◆ **Dataset records**:

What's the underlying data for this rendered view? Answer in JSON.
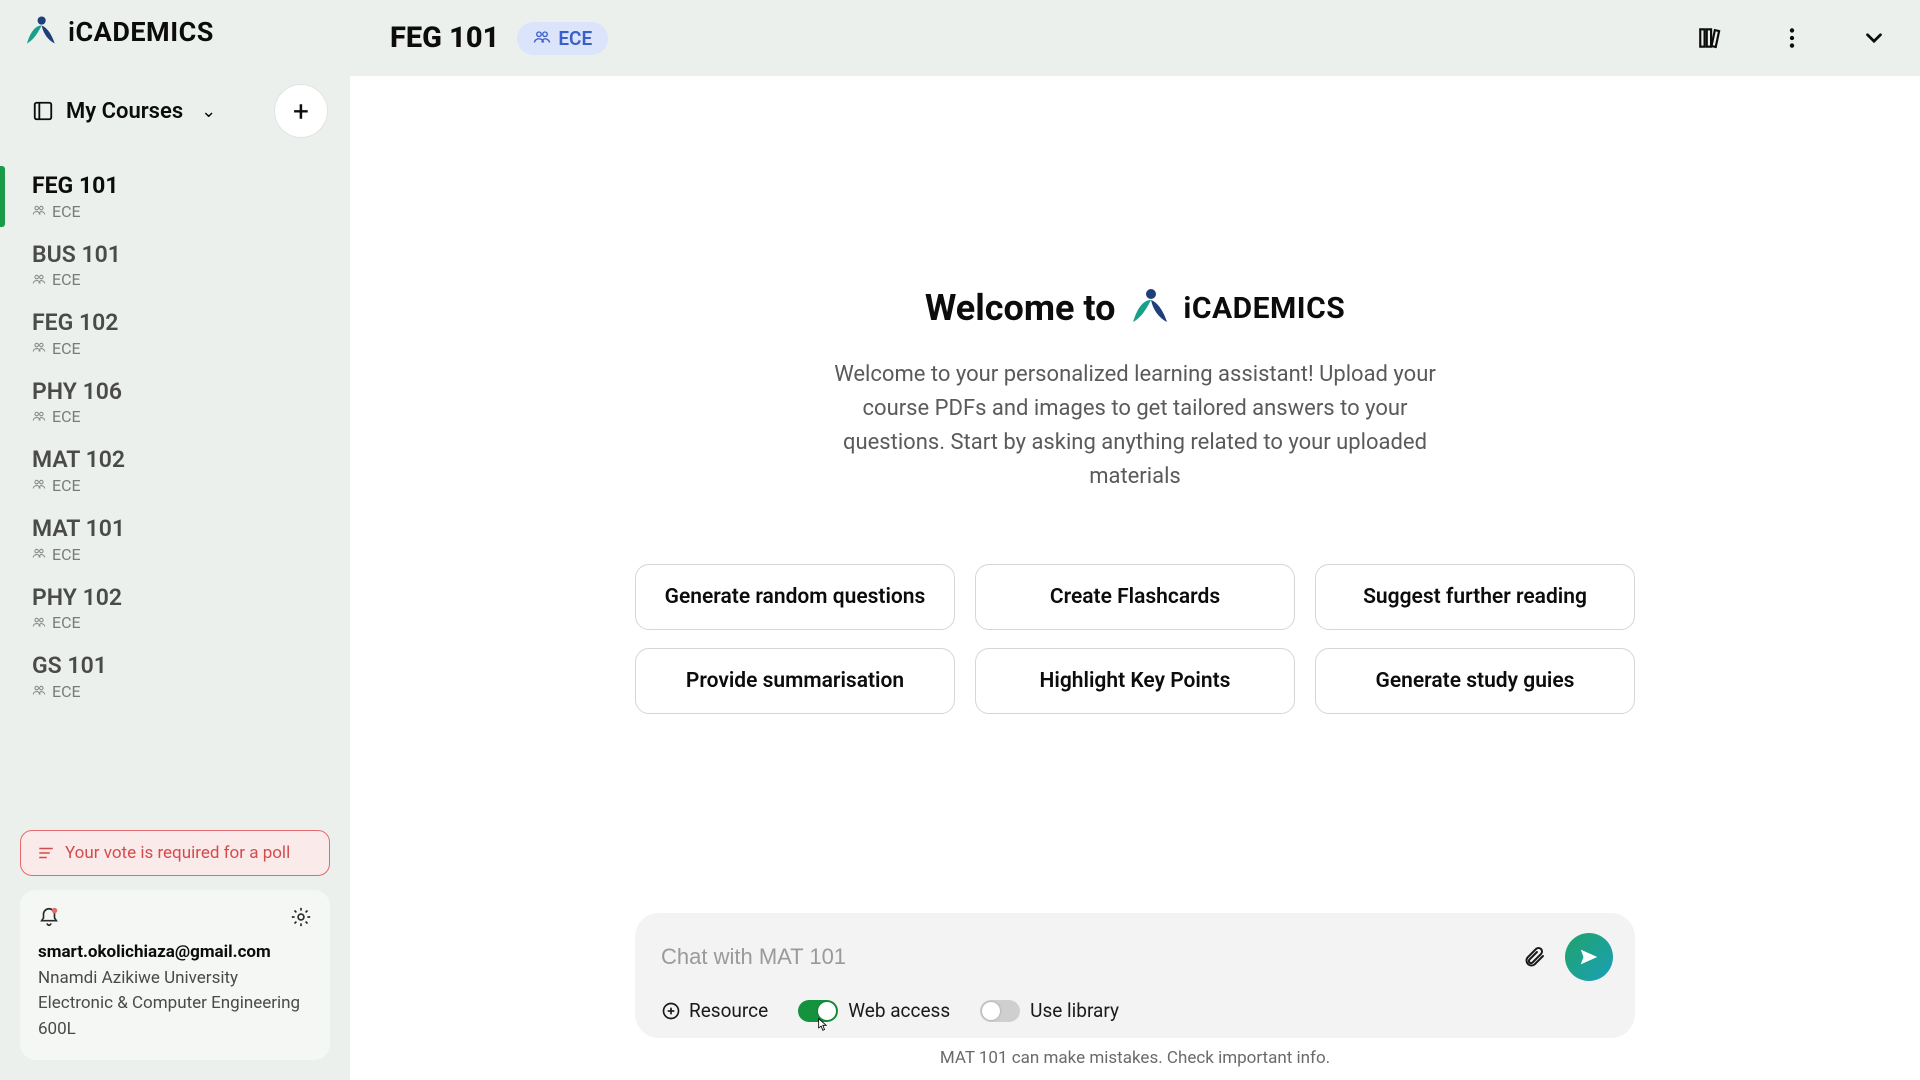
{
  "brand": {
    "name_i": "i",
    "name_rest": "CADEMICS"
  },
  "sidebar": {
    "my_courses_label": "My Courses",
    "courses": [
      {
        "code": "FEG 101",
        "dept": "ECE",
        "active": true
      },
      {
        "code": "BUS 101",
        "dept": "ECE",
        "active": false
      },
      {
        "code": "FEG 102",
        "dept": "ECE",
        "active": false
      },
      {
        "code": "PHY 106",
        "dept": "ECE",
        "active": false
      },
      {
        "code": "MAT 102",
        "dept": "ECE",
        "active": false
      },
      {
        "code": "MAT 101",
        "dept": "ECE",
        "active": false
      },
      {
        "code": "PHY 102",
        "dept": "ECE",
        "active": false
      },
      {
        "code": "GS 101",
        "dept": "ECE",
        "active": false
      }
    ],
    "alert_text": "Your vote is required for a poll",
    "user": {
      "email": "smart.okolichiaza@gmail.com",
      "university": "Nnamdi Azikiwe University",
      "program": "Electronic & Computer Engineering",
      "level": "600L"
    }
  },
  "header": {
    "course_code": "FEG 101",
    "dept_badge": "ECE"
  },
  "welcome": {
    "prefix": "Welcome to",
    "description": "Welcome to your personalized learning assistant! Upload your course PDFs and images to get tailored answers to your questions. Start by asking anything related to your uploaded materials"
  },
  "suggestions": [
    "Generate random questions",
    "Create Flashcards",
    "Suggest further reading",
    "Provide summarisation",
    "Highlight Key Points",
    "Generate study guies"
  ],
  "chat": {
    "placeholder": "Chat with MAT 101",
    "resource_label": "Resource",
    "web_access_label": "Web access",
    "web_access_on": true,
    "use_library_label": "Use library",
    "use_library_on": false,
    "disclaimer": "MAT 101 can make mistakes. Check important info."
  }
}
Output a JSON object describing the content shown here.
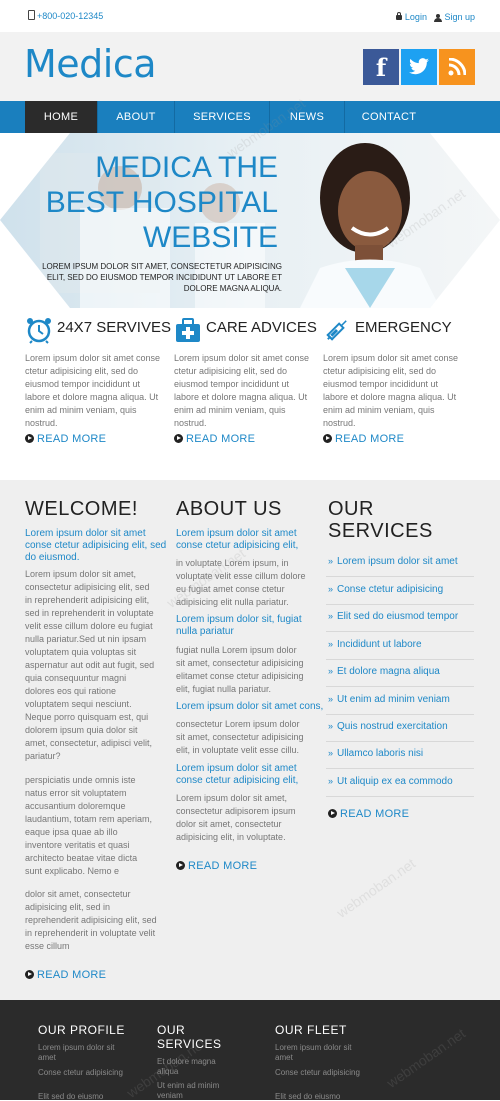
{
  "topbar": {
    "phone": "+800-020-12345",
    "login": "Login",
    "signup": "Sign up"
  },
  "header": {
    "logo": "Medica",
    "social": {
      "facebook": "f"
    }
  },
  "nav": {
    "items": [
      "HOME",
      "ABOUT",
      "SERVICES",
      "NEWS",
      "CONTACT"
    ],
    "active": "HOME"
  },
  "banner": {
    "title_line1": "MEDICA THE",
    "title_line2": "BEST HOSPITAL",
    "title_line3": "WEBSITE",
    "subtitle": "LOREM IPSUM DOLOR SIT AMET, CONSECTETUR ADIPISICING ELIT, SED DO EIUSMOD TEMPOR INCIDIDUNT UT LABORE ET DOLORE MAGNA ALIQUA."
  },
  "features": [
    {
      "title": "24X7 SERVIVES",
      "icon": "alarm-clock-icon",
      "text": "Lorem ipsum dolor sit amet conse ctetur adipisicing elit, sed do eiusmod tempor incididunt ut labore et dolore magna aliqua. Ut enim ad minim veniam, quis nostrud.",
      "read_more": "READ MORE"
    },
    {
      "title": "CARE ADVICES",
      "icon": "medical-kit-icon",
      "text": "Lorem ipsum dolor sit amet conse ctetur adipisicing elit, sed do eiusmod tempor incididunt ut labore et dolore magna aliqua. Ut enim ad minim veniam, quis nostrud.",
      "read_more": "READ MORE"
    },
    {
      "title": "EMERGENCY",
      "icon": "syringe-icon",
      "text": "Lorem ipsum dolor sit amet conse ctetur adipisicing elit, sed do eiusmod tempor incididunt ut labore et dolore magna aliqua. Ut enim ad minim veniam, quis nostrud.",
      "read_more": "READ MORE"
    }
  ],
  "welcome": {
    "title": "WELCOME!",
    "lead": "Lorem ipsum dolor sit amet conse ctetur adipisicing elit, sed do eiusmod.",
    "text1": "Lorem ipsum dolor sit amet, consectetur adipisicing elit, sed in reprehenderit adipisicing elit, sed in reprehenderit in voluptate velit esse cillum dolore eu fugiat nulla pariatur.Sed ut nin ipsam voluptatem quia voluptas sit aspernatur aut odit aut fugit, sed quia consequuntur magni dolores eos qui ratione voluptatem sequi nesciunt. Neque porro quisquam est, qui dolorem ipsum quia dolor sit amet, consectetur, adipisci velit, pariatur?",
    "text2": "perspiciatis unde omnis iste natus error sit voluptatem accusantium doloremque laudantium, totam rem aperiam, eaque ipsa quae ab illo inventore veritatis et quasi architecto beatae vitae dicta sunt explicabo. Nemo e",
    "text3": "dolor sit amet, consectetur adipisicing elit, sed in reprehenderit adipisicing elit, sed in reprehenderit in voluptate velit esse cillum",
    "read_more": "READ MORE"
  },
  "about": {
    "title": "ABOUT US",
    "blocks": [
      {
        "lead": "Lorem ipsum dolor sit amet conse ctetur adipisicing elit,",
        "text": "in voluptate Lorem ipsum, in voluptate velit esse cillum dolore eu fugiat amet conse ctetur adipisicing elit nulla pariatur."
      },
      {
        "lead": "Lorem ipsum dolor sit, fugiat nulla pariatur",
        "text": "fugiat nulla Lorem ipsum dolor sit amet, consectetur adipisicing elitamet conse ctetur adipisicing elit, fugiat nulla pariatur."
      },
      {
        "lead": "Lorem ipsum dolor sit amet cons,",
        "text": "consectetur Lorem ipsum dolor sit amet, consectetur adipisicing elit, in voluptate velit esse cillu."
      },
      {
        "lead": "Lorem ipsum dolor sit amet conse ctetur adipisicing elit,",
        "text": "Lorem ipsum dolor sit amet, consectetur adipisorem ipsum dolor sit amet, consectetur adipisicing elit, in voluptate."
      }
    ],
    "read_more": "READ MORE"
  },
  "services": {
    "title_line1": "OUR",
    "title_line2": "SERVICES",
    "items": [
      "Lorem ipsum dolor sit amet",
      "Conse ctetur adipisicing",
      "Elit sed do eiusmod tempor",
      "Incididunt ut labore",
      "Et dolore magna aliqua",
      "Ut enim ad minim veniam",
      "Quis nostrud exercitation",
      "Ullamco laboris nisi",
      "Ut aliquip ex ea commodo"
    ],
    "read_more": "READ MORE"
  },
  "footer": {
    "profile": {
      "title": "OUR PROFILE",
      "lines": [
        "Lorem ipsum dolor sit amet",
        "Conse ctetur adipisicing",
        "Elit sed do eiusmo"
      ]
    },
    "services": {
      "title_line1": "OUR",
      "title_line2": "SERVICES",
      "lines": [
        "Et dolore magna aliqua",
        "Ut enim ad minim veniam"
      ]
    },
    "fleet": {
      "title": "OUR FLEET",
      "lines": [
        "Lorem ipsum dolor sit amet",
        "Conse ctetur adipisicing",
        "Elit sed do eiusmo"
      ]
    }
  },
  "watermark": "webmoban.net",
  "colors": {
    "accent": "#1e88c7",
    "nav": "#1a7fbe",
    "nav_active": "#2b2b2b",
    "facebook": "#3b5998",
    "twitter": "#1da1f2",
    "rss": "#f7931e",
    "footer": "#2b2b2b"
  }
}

◆ **Set exercise**:
Reproduce the entries above exactly. Do not include the images.

◆ **Answer to this task**:
What's the underlying data for this rendered view? Answer in JSON.
{
  "brand": {
    "name_i": "i",
    "name_rest": "CADEMICS"
  },
  "sidebar": {
    "my_courses_label": "My Courses",
    "courses": [
      {
        "code": "FEG 101",
        "dept": "ECE",
        "active": true
      },
      {
        "code": "BUS 101",
        "dept": "ECE",
        "active": false
      },
      {
        "code": "FEG 102",
        "dept": "ECE",
        "active": false
      },
      {
        "code": "PHY 106",
        "dept": "ECE",
        "active": false
      },
      {
        "code": "MAT 102",
        "dept": "ECE",
        "active": false
      },
      {
        "code": "MAT 101",
        "dept": "ECE",
        "active": false
      },
      {
        "code": "PHY 102",
        "dept": "ECE",
        "active": false
      },
      {
        "code": "GS 101",
        "dept": "ECE",
        "active": false
      }
    ],
    "alert_text": "Your vote is required for a poll",
    "user": {
      "email": "smart.okolichiaza@gmail.com",
      "university": "Nnamdi Azikiwe University",
      "program": "Electronic & Computer Engineering",
      "level": "600L"
    }
  },
  "header": {
    "course_code": "FEG 101",
    "dept_badge": "ECE"
  },
  "welcome": {
    "prefix": "Welcome to",
    "description": "Welcome to your personalized learning assistant! Upload your course PDFs and images to get tailored answers to your questions. Start by asking anything related to your uploaded materials"
  },
  "suggestions": [
    "Generate random questions",
    "Create Flashcards",
    "Suggest further reading",
    "Provide summarisation",
    "Highlight Key Points",
    "Generate study guies"
  ],
  "chat": {
    "placeholder": "Chat with MAT 101",
    "resource_label": "Resource",
    "web_access_label": "Web access",
    "web_access_on": true,
    "use_library_label": "Use library",
    "use_library_on": false,
    "disclaimer": "MAT 101 can make mistakes. Check important info."
  }
}
Output a JSON object describing the content shown here.
{
  "topbar": {
    "phone": "+800-020-12345",
    "login": "Login",
    "signup": "Sign up"
  },
  "header": {
    "logo": "Medica",
    "social": {
      "facebook": "f"
    }
  },
  "nav": {
    "items": [
      "HOME",
      "ABOUT",
      "SERVICES",
      "NEWS",
      "CONTACT"
    ],
    "active": "HOME"
  },
  "banner": {
    "title_line1": "MEDICA THE",
    "title_line2": "BEST HOSPITAL",
    "title_line3": "WEBSITE",
    "subtitle": "LOREM IPSUM DOLOR SIT AMET, CONSECTETUR ADIPISICING ELIT, SED DO EIUSMOD TEMPOR INCIDIDUNT UT LABORE ET DOLORE MAGNA ALIQUA."
  },
  "features": [
    {
      "title": "24X7 SERVIVES",
      "icon": "alarm-clock-icon",
      "text": "Lorem ipsum dolor sit amet conse ctetur adipisicing elit, sed do eiusmod tempor incididunt ut labore et dolore magna aliqua. Ut enim ad minim veniam, quis nostrud.",
      "read_more": "READ MORE"
    },
    {
      "title": "CARE ADVICES",
      "icon": "medical-kit-icon",
      "text": "Lorem ipsum dolor sit amet conse ctetur adipisicing elit, sed do eiusmod tempor incididunt ut labore et dolore magna aliqua. Ut enim ad minim veniam, quis nostrud.",
      "read_more": "READ MORE"
    },
    {
      "title": "EMERGENCY",
      "icon": "syringe-icon",
      "text": "Lorem ipsum dolor sit amet conse ctetur adipisicing elit, sed do eiusmod tempor incididunt ut labore et dolore magna aliqua. Ut enim ad minim veniam, quis nostrud.",
      "read_more": "READ MORE"
    }
  ],
  "welcome": {
    "title": "WELCOME!",
    "lead": "Lorem ipsum dolor sit amet conse ctetur adipisicing elit, sed do eiusmod.",
    "text1": "Lorem ipsum dolor sit amet, consectetur adipisicing elit, sed in reprehenderit adipisicing elit, sed in reprehenderit in voluptate velit esse cillum dolore eu fugiat nulla pariatur.Sed ut nin ipsam voluptatem quia voluptas sit aspernatur aut odit aut fugit, sed quia consequuntur magni dolores eos qui ratione voluptatem sequi nesciunt. Neque porro quisquam est, qui dolorem ipsum quia dolor sit amet, consectetur, adipisci velit, pariatur?",
    "text2": "perspiciatis unde omnis iste natus error sit voluptatem accusantium doloremque laudantium, totam rem aperiam, eaque ipsa quae ab illo inventore veritatis et quasi architecto beatae vitae dicta sunt explicabo. Nemo e",
    "text3": "dolor sit amet, consectetur adipisicing elit, sed in reprehenderit adipisicing elit, sed in reprehenderit in voluptate velit esse cillum",
    "read_more": "READ MORE"
  },
  "about": {
    "title": "ABOUT US",
    "blocks": [
      {
        "lead": "Lorem ipsum dolor sit amet conse ctetur adipisicing elit,",
        "text": "in voluptate Lorem ipsum, in voluptate velit esse cillum dolore eu fugiat amet conse ctetur adipisicing elit nulla pariatur."
      },
      {
        "lead": "Lorem ipsum dolor sit, fugiat nulla pariatur",
        "text": "fugiat nulla Lorem ipsum dolor sit amet, consectetur adipisicing elitamet conse ctetur adipisicing elit, fugiat nulla pariatur."
      },
      {
        "lead": "Lorem ipsum dolor sit amet cons,",
        "text": "consectetur Lorem ipsum dolor sit amet, consectetur adipisicing elit, in voluptate velit esse cillu."
      },
      {
        "lead": "Lorem ipsum dolor sit amet conse ctetur adipisicing elit,",
        "text": "Lorem ipsum dolor sit amet, consectetur adipisorem ipsum dolor sit amet, consectetur adipisicing elit, in voluptate."
      }
    ],
    "read_more": "READ MORE"
  },
  "services": {
    "title_line1": "OUR",
    "title_line2": "SERVICES",
    "items": [
      "Lorem ipsum dolor sit amet",
      "Conse ctetur adipisicing",
      "Elit sed do eiusmod tempor",
      "Incididunt ut labore",
      "Et dolore magna aliqua",
      "Ut enim ad minim veniam",
      "Quis nostrud exercitation",
      "Ullamco laboris nisi",
      "Ut aliquip ex ea commodo"
    ],
    "read_more": "READ MORE"
  },
  "footer": {
    "profile": {
      "title": "OUR PROFILE",
      "lines": [
        "Lorem ipsum dolor sit amet",
        "Conse ctetur adipisicing",
        "Elit sed do eiusmo"
      ]
    },
    "services": {
      "title_line1": "OUR",
      "title_line2": "SERVICES",
      "lines": [
        "Et dolore magna aliqua",
        "Ut enim ad minim veniam"
      ]
    },
    "fleet": {
      "title": "OUR FLEET",
      "lines": [
        "Lorem ipsum dolor sit amet",
        "Conse ctetur adipisicing",
        "Elit sed do eiusmo"
      ]
    }
  },
  "watermark": "webmoban.net",
  "colors": {
    "accent": "#1e88c7",
    "nav": "#1a7fbe",
    "nav_active": "#2b2b2b",
    "facebook": "#3b5998",
    "twitter": "#1da1f2",
    "rss": "#f7931e",
    "footer": "#2b2b2b"
  }
}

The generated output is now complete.